◆ **Goal of the exercise**
From the listing, collect all lines containing the word "with".

◆ **Data supplied**
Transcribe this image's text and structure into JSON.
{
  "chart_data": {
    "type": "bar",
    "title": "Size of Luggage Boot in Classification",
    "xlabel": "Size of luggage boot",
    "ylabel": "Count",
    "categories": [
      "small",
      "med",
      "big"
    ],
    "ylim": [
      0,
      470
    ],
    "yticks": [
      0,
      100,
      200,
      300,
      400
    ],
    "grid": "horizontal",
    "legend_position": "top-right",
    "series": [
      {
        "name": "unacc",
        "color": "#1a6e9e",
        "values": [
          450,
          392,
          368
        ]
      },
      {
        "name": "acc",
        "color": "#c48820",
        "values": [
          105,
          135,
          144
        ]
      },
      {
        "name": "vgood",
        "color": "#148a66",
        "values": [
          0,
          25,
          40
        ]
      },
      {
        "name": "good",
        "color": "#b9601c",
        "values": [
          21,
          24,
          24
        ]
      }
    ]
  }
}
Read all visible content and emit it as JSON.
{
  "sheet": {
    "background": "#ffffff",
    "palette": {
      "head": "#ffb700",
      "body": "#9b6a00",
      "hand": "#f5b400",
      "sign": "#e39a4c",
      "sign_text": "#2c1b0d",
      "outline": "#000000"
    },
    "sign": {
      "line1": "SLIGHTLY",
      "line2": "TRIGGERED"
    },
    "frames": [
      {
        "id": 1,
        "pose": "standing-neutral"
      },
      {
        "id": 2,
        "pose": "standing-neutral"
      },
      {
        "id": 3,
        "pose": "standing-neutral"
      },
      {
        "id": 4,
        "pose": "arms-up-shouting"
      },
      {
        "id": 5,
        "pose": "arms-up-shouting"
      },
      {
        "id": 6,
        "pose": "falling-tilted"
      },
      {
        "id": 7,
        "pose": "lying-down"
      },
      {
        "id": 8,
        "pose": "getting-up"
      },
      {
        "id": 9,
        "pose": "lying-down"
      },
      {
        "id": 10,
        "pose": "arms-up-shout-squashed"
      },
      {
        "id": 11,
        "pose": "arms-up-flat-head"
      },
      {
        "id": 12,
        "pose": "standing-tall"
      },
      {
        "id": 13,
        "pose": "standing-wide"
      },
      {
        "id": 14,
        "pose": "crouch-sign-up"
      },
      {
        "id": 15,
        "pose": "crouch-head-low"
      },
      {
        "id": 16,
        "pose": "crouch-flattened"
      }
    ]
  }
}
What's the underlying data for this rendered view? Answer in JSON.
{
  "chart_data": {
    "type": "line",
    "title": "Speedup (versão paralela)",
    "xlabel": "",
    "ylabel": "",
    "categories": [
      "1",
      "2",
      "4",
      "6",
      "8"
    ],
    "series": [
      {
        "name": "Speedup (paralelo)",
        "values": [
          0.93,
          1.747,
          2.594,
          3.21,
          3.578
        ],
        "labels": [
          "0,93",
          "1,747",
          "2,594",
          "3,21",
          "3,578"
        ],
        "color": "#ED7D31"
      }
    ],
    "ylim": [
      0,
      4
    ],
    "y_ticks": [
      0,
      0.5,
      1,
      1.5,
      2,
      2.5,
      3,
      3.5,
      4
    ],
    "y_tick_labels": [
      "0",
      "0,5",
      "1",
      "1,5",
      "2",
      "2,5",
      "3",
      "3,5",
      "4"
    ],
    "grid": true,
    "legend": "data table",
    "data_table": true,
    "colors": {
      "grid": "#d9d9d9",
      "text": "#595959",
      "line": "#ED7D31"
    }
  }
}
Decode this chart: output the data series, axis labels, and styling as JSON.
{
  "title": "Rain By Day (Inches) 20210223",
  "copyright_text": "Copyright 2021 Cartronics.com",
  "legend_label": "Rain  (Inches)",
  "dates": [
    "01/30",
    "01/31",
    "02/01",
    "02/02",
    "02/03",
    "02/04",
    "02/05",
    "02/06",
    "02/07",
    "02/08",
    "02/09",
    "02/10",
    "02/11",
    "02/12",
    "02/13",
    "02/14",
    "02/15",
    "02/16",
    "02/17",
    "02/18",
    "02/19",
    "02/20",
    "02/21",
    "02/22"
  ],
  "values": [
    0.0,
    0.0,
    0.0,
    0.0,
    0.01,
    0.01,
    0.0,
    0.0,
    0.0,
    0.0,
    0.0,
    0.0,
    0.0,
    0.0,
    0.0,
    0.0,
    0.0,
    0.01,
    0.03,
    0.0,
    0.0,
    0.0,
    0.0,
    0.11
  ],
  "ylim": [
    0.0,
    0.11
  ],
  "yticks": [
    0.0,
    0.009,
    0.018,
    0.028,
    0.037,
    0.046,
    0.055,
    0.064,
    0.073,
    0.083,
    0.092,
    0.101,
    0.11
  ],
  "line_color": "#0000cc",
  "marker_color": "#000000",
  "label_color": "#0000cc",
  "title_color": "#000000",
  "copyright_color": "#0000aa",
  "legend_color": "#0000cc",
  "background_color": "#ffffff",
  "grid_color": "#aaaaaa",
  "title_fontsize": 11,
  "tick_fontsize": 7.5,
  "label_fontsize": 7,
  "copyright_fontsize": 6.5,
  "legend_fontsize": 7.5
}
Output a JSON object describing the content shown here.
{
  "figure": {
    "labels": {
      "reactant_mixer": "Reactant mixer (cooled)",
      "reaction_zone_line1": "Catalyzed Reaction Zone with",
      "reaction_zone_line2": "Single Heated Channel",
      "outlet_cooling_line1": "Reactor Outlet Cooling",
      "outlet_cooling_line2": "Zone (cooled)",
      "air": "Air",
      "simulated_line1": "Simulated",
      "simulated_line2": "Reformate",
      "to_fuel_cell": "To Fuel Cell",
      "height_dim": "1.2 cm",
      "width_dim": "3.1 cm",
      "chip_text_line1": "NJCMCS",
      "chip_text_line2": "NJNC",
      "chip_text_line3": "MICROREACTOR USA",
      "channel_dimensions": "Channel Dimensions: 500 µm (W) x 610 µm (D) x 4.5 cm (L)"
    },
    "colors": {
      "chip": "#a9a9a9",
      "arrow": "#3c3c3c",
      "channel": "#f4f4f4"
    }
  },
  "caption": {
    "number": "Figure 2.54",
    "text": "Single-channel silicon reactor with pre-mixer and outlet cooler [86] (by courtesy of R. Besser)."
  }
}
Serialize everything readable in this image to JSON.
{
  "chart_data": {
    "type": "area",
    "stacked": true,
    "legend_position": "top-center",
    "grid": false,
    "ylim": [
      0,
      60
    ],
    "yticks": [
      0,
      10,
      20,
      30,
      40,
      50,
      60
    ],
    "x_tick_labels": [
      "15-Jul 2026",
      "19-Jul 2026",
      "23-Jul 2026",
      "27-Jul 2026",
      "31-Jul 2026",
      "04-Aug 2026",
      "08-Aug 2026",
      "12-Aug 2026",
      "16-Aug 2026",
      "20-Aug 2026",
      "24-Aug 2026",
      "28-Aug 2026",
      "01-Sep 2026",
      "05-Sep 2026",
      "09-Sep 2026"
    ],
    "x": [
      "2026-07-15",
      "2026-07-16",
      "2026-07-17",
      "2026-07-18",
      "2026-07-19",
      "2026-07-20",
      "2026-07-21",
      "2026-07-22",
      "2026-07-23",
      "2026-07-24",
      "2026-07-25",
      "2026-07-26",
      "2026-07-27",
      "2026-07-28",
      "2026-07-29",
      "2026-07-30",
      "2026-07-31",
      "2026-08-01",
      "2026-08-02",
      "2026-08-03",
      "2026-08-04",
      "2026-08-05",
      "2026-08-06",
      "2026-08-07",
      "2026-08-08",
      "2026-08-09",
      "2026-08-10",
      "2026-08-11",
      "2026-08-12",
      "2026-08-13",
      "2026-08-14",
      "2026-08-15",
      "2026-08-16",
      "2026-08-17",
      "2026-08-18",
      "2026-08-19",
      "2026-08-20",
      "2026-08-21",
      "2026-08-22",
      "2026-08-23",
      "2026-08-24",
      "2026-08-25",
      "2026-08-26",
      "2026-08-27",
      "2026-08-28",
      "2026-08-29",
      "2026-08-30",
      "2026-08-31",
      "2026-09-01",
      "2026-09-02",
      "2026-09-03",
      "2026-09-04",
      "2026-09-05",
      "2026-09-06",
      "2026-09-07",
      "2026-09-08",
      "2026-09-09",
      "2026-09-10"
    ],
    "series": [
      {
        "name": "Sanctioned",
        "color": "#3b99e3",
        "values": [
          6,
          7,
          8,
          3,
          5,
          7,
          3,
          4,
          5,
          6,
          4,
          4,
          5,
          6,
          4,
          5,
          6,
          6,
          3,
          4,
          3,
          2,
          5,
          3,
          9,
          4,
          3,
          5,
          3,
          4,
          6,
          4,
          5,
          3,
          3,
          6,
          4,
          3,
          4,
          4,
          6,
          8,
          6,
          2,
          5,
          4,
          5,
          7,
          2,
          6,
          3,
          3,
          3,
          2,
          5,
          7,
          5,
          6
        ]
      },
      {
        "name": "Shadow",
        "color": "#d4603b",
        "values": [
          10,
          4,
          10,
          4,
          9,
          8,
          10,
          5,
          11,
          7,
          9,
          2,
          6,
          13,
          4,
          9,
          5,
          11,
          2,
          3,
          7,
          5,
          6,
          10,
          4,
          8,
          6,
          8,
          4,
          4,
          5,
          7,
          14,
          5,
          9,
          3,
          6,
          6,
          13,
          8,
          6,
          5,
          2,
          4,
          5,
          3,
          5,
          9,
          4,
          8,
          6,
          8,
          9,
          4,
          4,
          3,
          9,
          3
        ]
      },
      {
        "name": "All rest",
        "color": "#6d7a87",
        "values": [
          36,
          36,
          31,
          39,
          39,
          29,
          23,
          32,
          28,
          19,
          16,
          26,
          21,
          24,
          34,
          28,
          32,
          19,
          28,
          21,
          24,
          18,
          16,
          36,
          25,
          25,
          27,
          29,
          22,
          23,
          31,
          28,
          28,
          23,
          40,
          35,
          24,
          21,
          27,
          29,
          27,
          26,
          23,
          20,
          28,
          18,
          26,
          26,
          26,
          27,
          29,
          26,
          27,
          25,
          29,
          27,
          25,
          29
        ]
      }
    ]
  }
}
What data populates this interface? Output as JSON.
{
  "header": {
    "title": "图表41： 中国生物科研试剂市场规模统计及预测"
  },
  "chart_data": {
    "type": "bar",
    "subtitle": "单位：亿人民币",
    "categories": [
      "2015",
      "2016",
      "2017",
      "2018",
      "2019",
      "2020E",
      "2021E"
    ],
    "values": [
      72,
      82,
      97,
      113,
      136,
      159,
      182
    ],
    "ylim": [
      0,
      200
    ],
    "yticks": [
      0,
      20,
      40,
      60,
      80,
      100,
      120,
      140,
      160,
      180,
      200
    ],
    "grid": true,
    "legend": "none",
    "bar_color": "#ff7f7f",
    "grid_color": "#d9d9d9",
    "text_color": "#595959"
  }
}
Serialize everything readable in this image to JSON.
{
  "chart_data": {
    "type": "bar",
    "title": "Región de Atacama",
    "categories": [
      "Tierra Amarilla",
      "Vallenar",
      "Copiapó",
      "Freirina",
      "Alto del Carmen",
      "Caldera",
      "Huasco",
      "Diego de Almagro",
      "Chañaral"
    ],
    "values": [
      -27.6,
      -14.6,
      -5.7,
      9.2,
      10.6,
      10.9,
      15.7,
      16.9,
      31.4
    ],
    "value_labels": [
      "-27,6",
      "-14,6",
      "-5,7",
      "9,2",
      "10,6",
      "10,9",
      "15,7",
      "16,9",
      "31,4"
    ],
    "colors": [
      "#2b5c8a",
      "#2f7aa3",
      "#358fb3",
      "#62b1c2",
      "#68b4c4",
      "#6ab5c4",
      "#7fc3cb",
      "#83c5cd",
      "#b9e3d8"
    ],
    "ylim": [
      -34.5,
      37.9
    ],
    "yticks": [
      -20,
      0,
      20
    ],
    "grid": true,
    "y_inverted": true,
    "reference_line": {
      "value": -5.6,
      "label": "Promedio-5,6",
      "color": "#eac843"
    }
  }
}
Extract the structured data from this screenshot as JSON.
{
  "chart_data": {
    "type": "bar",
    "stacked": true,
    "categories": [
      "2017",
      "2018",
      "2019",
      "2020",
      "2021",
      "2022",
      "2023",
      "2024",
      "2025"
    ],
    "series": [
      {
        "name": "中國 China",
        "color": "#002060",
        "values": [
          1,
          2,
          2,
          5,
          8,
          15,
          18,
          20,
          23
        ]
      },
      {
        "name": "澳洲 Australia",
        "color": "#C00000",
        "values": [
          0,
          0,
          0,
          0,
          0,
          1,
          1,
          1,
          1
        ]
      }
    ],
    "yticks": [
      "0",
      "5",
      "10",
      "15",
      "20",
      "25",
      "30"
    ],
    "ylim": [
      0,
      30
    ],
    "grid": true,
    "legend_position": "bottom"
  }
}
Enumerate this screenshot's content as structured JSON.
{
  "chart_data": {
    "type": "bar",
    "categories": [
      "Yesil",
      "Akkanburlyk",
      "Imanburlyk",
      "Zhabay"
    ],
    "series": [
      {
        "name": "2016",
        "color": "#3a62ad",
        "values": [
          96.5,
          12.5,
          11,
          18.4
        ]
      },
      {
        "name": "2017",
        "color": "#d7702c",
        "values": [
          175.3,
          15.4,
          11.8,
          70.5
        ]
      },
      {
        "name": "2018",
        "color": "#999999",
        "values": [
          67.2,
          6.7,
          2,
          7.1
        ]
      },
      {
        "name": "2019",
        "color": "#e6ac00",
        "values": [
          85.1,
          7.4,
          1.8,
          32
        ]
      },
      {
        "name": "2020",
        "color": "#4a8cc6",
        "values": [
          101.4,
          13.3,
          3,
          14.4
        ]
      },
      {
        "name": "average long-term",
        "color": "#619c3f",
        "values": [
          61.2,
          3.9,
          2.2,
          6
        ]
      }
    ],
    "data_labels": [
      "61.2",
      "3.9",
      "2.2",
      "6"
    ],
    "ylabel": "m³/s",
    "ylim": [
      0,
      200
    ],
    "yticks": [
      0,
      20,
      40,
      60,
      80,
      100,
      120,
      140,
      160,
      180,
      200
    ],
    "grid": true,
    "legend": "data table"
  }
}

◆ **Task result**
      "reaction_zone_line1": "Catalyzed Reaction Zone with",
    "text": "Single-channel silicon reactor with pre-mixer and outlet cooler [86] (by courtesy of R. Besser)."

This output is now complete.